→ Task goal
Sift the material for lines containing "this", and return them.

→ Records supplied
+ + +

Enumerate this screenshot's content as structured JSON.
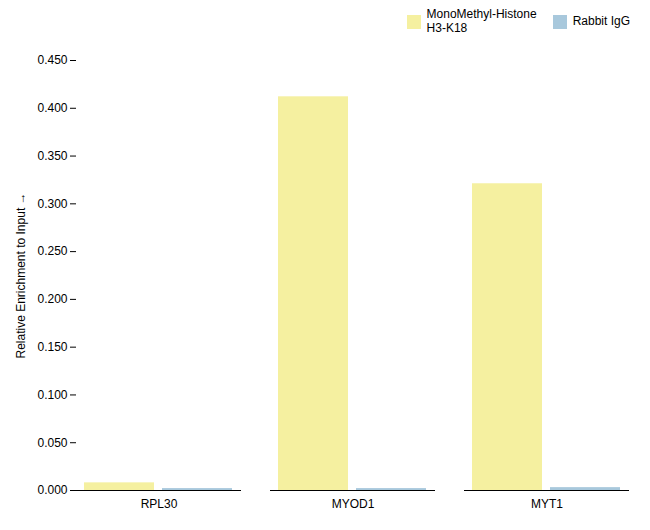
{
  "chart_data": {
    "type": "bar",
    "categories": [
      "RPL30",
      "MYOD1",
      "MYT1"
    ],
    "series": [
      {
        "name": "MonoMethyl-Histone\nH3-K18",
        "color": "#F5F0A0",
        "values": [
          0.008,
          0.412,
          0.321
        ]
      },
      {
        "name": "Rabbit IgG",
        "color": "#A8C8DC",
        "values": [
          0.002,
          0.002,
          0.003
        ]
      }
    ],
    "ylabel": "Relative Enrichment to Input",
    "ylim": [
      0,
      0.45
    ],
    "yticks": [
      {
        "value": 0.0,
        "label": "0.000"
      },
      {
        "value": 0.05,
        "label": "0.050"
      },
      {
        "value": 0.1,
        "label": "0.100"
      },
      {
        "value": 0.15,
        "label": "0.150"
      },
      {
        "value": 0.2,
        "label": "0.200"
      },
      {
        "value": 0.25,
        "label": "0.250"
      },
      {
        "value": 0.3,
        "label": "0.300"
      },
      {
        "value": 0.35,
        "label": "0.350"
      },
      {
        "value": 0.4,
        "label": "0.400"
      },
      {
        "value": 0.45,
        "label": "0.450"
      }
    ],
    "grid": false,
    "legend": "upper right"
  }
}
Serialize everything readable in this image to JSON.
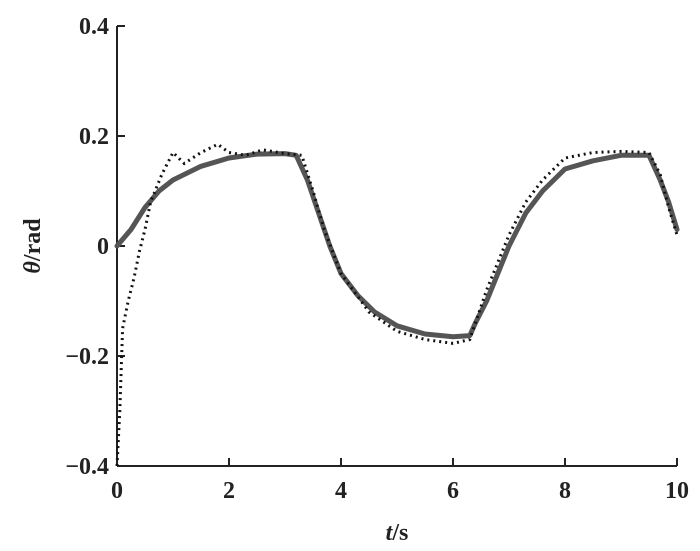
{
  "chart_data": {
    "type": "line",
    "xlabel_italic": "t",
    "xlabel_rest": "/s",
    "ylabel_italic": "θ",
    "ylabel_rest": "/rad",
    "xlim": [
      0,
      10
    ],
    "ylim": [
      -0.4,
      0.4
    ],
    "xticks": [
      0,
      2,
      4,
      6,
      8,
      10
    ],
    "yticks": [
      0.4,
      0.2,
      0,
      -0.2,
      -0.4
    ],
    "xtick_labels": [
      "0",
      "2",
      "4",
      "6",
      "8",
      "10"
    ],
    "ytick_labels": [
      "0.4",
      "0.2",
      "0",
      "−0.2",
      "−0.4"
    ],
    "grid": false,
    "series": [
      {
        "style": "solid",
        "color": "#555555",
        "x": [
          0,
          0.25,
          0.5,
          0.75,
          1.0,
          1.5,
          2.0,
          2.5,
          3.0,
          3.2,
          3.4,
          3.6,
          3.8,
          4.0,
          4.3,
          4.6,
          5.0,
          5.5,
          6.0,
          6.3,
          6.4,
          6.6,
          6.8,
          7.0,
          7.3,
          7.6,
          8.0,
          8.5,
          9.0,
          9.5,
          9.7,
          9.85,
          10.0
        ],
        "y": [
          0.0,
          0.03,
          0.07,
          0.1,
          0.12,
          0.145,
          0.16,
          0.167,
          0.168,
          0.165,
          0.12,
          0.06,
          0.0,
          -0.05,
          -0.09,
          -0.12,
          -0.145,
          -0.16,
          -0.165,
          -0.163,
          -0.14,
          -0.1,
          -0.05,
          0.0,
          0.06,
          0.1,
          0.14,
          0.155,
          0.165,
          0.165,
          0.12,
          0.08,
          0.03
        ]
      },
      {
        "style": "dotted",
        "color": "#111111",
        "x": [
          0,
          0.05,
          0.1,
          0.2,
          0.3,
          0.4,
          0.5,
          0.6,
          0.8,
          1.0,
          1.2,
          1.5,
          1.8,
          2.0,
          2.3,
          2.6,
          3.0,
          3.3,
          3.5,
          3.7,
          4.0,
          4.5,
          5.0,
          5.5,
          6.0,
          6.3,
          6.4,
          6.6,
          6.8,
          7.0,
          7.3,
          7.6,
          8.0,
          8.5,
          9.0,
          9.5,
          9.7,
          9.85,
          10.0
        ],
        "y": [
          -0.4,
          -0.3,
          -0.15,
          -0.1,
          -0.06,
          -0.01,
          0.03,
          0.08,
          0.13,
          0.17,
          0.15,
          0.17,
          0.185,
          0.17,
          0.165,
          0.175,
          0.168,
          0.165,
          0.1,
          0.03,
          -0.05,
          -0.12,
          -0.155,
          -0.17,
          -0.177,
          -0.17,
          -0.14,
          -0.08,
          -0.03,
          0.02,
          0.08,
          0.12,
          0.16,
          0.17,
          0.172,
          0.17,
          0.13,
          0.07,
          0.02
        ]
      }
    ]
  }
}
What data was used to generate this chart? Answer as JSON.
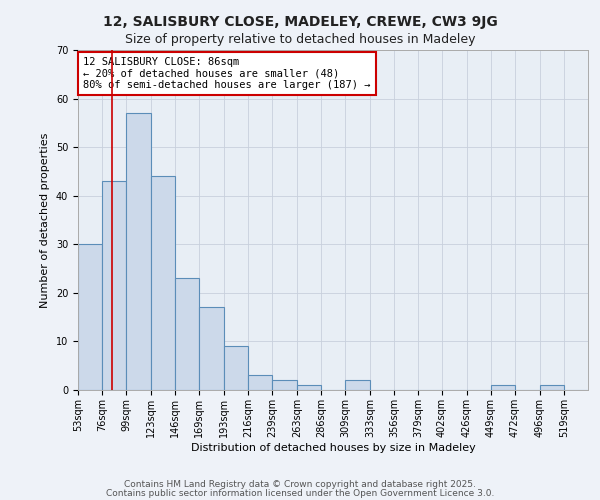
{
  "title1": "12, SALISBURY CLOSE, MADELEY, CREWE, CW3 9JG",
  "title2": "Size of property relative to detached houses in Madeley",
  "xlabel": "Distribution of detached houses by size in Madeley",
  "ylabel": "Number of detached properties",
  "bin_labels": [
    "53sqm",
    "76sqm",
    "99sqm",
    "123sqm",
    "146sqm",
    "169sqm",
    "193sqm",
    "216sqm",
    "239sqm",
    "263sqm",
    "286sqm",
    "309sqm",
    "333sqm",
    "356sqm",
    "379sqm",
    "402sqm",
    "426sqm",
    "449sqm",
    "472sqm",
    "496sqm",
    "519sqm"
  ],
  "bin_edges": [
    53,
    76,
    99,
    123,
    146,
    169,
    193,
    216,
    239,
    263,
    286,
    309,
    333,
    356,
    379,
    402,
    426,
    449,
    472,
    496,
    519,
    542
  ],
  "bar_heights": [
    30,
    43,
    57,
    44,
    23,
    17,
    9,
    3,
    2,
    1,
    0,
    2,
    0,
    0,
    0,
    0,
    0,
    1,
    0,
    1,
    0
  ],
  "bar_color": "#ccd9ea",
  "bar_edgecolor": "#5b8db8",
  "bar_linewidth": 0.8,
  "vline_x": 86,
  "vline_color": "#cc0000",
  "annotation_text": "12 SALISBURY CLOSE: 86sqm\n← 20% of detached houses are smaller (48)\n80% of semi-detached houses are larger (187) →",
  "annotation_box_color": "#ffffff",
  "annotation_box_edgecolor": "#cc0000",
  "ylim": [
    0,
    70
  ],
  "yticks": [
    0,
    10,
    20,
    30,
    40,
    50,
    60,
    70
  ],
  "grid_color": "#c8d0dc",
  "bg_color": "#e8eef5",
  "footer1": "Contains HM Land Registry data © Crown copyright and database right 2025.",
  "footer2": "Contains public sector information licensed under the Open Government Licence 3.0.",
  "title_fontsize": 10,
  "subtitle_fontsize": 9,
  "ylabel_fontsize": 8,
  "xlabel_fontsize": 8,
  "tick_fontsize": 7,
  "annotation_fontsize": 7.5,
  "footer_fontsize": 6.5
}
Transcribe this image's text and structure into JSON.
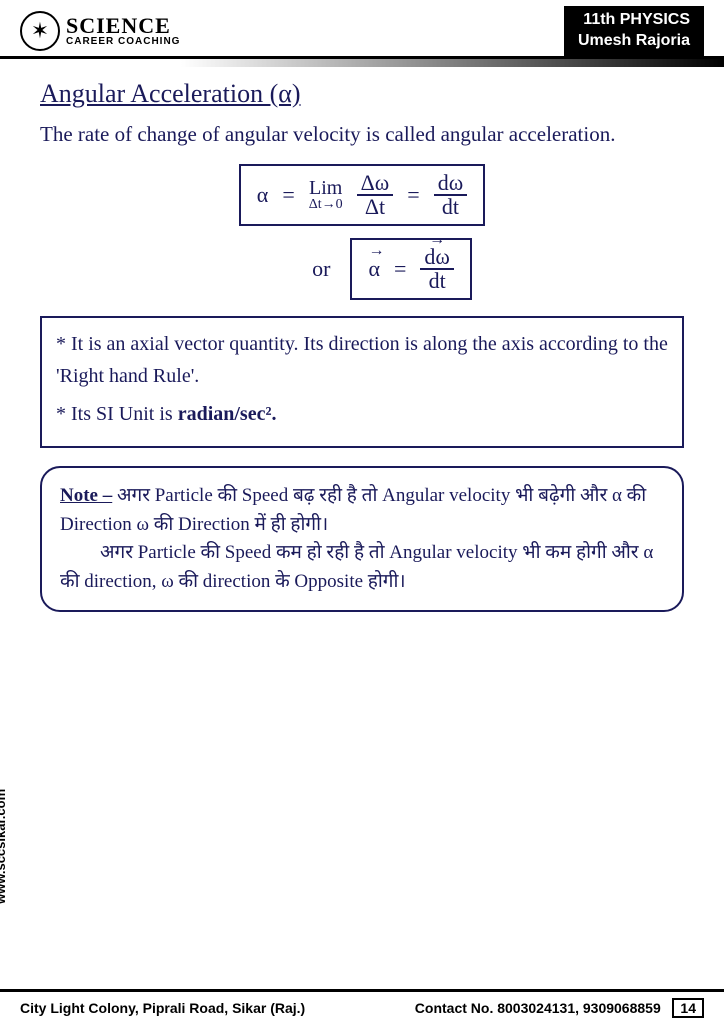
{
  "header": {
    "logo_main": "SCIENCE",
    "logo_sub": "CAREER COACHING",
    "right_line1": "11th PHYSICS",
    "right_line2": "Umesh Rajoria"
  },
  "title": "Angular Acceleration (α)",
  "definition": "The rate of change of angular velocity is called angular acceleration.",
  "eq1": {
    "lhs": "α",
    "eq": "=",
    "lim_top": "Lim",
    "lim_bot": "Δt→0",
    "frac1_top": "Δω",
    "frac1_bot": "Δt",
    "eq2": "=",
    "frac2_top": "dω",
    "frac2_bot": "dt"
  },
  "or_label": "or",
  "eq2": {
    "lhs": "α",
    "eq": "=",
    "frac_top": "dω",
    "frac_bot": "dt"
  },
  "bullets": {
    "b1": "* It is an axial vector quantity. Its direction is along the axis according to the 'Right hand Rule'.",
    "b2_pre": "* Its SI Unit is ",
    "b2_bold": "radian/sec²."
  },
  "note": {
    "label": "Note –",
    "line1": " अगर Particle की Speed बढ़ रही है तो Angular velocity भी बढ़ेगी और α की Direction ω की Direction में ही होगी।",
    "line2": "अगर Particle की Speed कम हो रही है तो Angular velocity भी कम होगी और α की direction, ω की direction के Opposite होगी।"
  },
  "side_url": "www.sccsikar.com",
  "footer": {
    "address": "City Light Colony, Piprali Road, Sikar (Raj.)",
    "contact": "Contact No. 8003024131, 9309068859",
    "page": "14"
  },
  "colors": {
    "ink": "#1a1a5a",
    "black": "#000000",
    "white": "#ffffff"
  }
}
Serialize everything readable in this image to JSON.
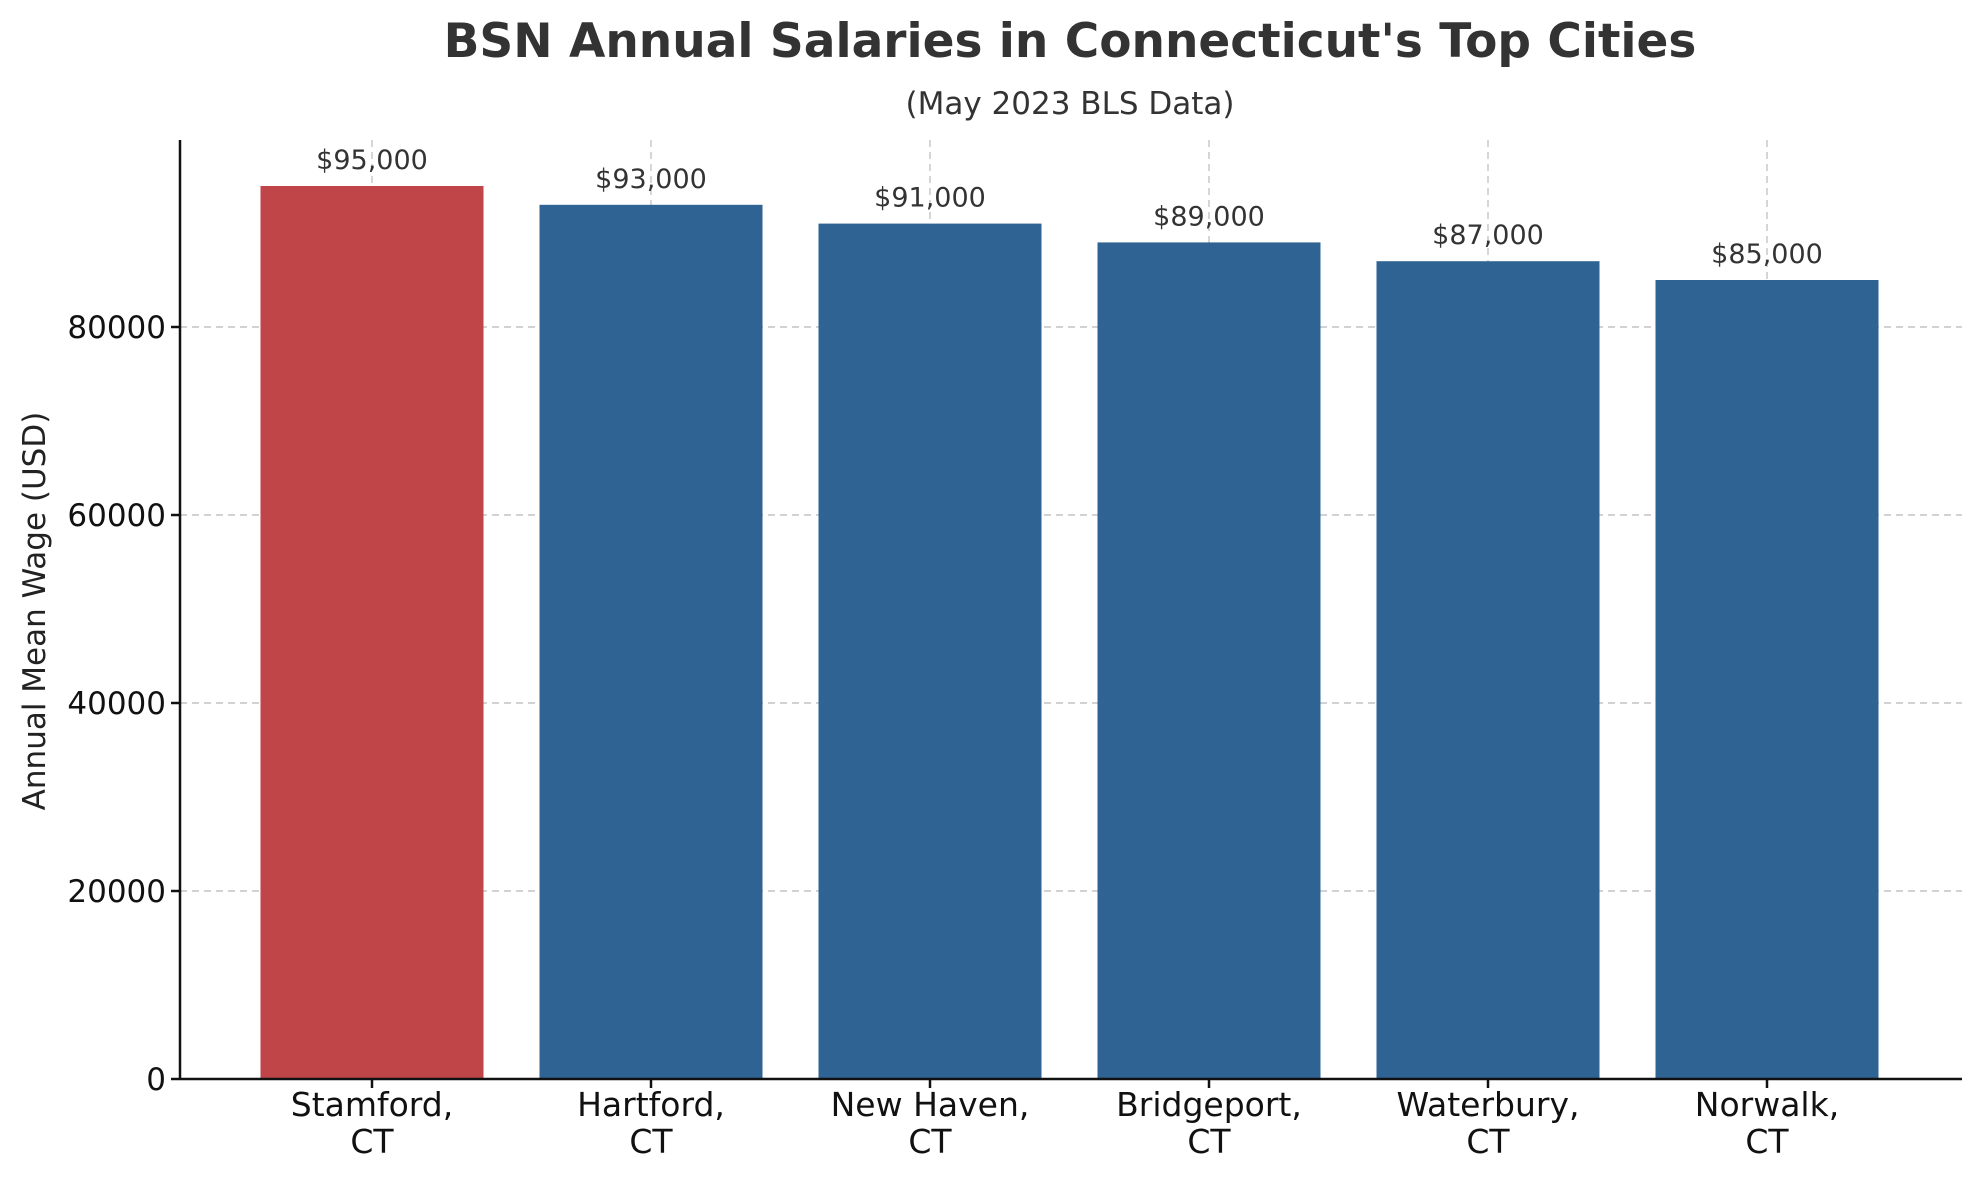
{
  "chart_data": {
    "type": "bar",
    "title": "BSN Annual Salaries in Connecticut's Top Cities",
    "subtitle": "(May 2023 BLS Data)",
    "xlabel": "",
    "ylabel": "Annual Mean Wage (USD)",
    "categories": [
      "Stamford, CT",
      "Hartford, CT",
      "New Haven, CT",
      "Bridgeport, CT",
      "Waterbury, CT",
      "Norwalk, CT"
    ],
    "category_lines": [
      [
        "Stamford,",
        "CT"
      ],
      [
        "Hartford,",
        "CT"
      ],
      [
        "New Haven,",
        "CT"
      ],
      [
        "Bridgeport,",
        "CT"
      ],
      [
        "Waterbury,",
        "CT"
      ],
      [
        "Norwalk,",
        "CT"
      ]
    ],
    "values": [
      95000,
      93000,
      91000,
      89000,
      87000,
      85000
    ],
    "data_labels": [
      "$95,000",
      "$93,000",
      "$91,000",
      "$89,000",
      "$87,000",
      "$85,000"
    ],
    "yticks": [
      0,
      20000,
      40000,
      60000,
      80000
    ],
    "ytick_labels": [
      "0",
      "20000",
      "40000",
      "60000",
      "80000"
    ],
    "ylim": [
      0,
      100000
    ],
    "grid": true,
    "colors": {
      "highlight": "#bf4549",
      "default": "#2f6393"
    },
    "highlight_index": 0
  }
}
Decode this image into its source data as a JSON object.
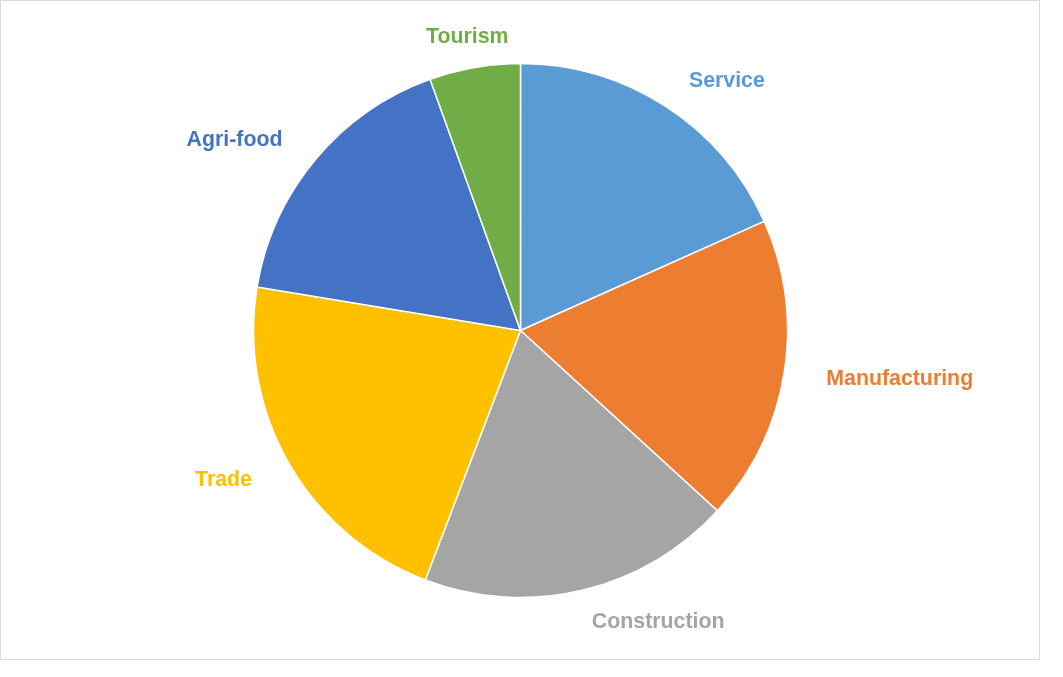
{
  "chart_data": {
    "type": "pie",
    "categories": [
      "Service",
      "Manufacturing",
      "Construction",
      "Trade",
      "Agri-food",
      "Tourism"
    ],
    "values": [
      18.3,
      18.5,
      19.0,
      21.8,
      16.9,
      5.5
    ],
    "colors": [
      "#5b9bd5",
      "#ed7d31",
      "#a5a5a5",
      "#ffc000",
      "#4472c4",
      "#70ad47"
    ],
    "legend": false
  }
}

+ + +

→ Written answer
Enumerate this screenshot's content as structured JSON.
Serialize everything readable in this image to JSON.
What data was used to generate this chart? Answer as JSON.
Transcribe this image's text and structure into JSON.
Serialize everything readable in this image to JSON.
Decode this image into its source data as a JSON object.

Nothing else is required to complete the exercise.